Task goal. Provide an exact copy of the data, excluding the images.
[Start of Input for this task]
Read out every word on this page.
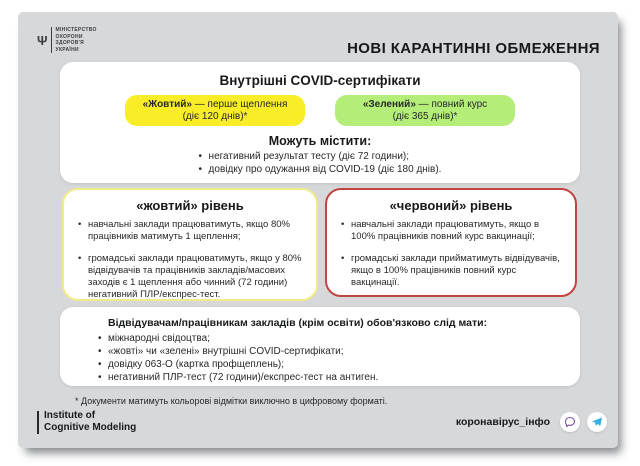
Ψ
МІНІСТЕРСТВО
ОХОРОНИ
ЗДОРОВ'Я
УКРАЇНИ	НОВІ КАРАНТИННІ ОБМЕЖЕННЯ
Внутрішні COVID-сертифікати
«Жовтий» — перше щеплення
(діє 120 днів)*
«Зелений» — повний курс
(діє 365 днів)*
Можуть містити:
• негативний результат тесту (діє 72 години);
• довідку про одужання від COVID-19 (діє 180 днів).
«жовтий» рівень
• навчальні заклади працюватимуть, якщо 80% працівників матимуть 1 щеплення;
• громадські заклади працюватимуть, якщо у 80% відвідувачів та працівників закладів/масових заходів є 1 щеплення або чинний (72 години) негативний ПЛР/експрес-тест.
«червоний» рівень
• навчальні заклади працюватимуть, якщо в 100% працівників повний курс вакцинації;
• громадські заклади прийматимуть відвідувачів, якщо в 100% працівників повний курс вакцинації.
Відвідувачам/працівникам закладів (крім освіти) обов'язково слід мати:
• міжнародні свідоцтва;
• «жовті» чи «зелені» внутрішні COVID-сертифікати;
• довідку 063-О (картка профщеплень);
• негативний ПЛР-тест (72 години)/експрес-тест на антиген.
* Документи матимуть кольорові відмітки виключно в цифровому форматі.
Institute of
Cognitive Modeling	коронавірус_інфо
[End of Input for this task]
Written answer.
Read out every word on this page.
Ψ
МІНІСТЕРСТВО
ОХОРОНИ
ЗДОРОВ'Я
УКРАЇНИ	НОВІ КАРАНТИННІ ОБМЕЖЕННЯ
Внутрішні COVID-сертифікати
«Жовтий» — перше щеплення
(діє 120 днів)*
«Зелений» — повний курс
(діє 365 днів)*
Можуть містити:
• негативний результат тесту (діє 72 години);
• довідку про одужання від COVID-19 (діє 180 днів).
«жовтий» рівень
• навчальні заклади працюватимуть, якщо 80% працівників матимуть 1 щеплення;
• громадські заклади працюватимуть, якщо у 80% відвідувачів та працівників закладів/масових заходів є 1 щеплення або чинний (72 години) негативний ПЛР/експрес-тест.
«червоний» рівень
• навчальні заклади працюватимуть, якщо в 100% працівників повний курс вакцинації;
• громадські заклади прийматимуть відвідувачів, якщо в 100% працівників повний курс вакцинації.
Відвідувачам/працівникам закладів (крім освіти) обов'язково слід мати:
• міжнародні свідоцтва;
• «жовті» чи «зелені» внутрішні COVID-сертифікати;
• довідку 063-О (картка профщеплень);
• негативний ПЛР-тест (72 години)/експрес-тест на антиген.
* Документи матимуть кольорові відмітки виключно в цифровому форматі.
Institute of
Cognitive Modeling	коронавірус_інфо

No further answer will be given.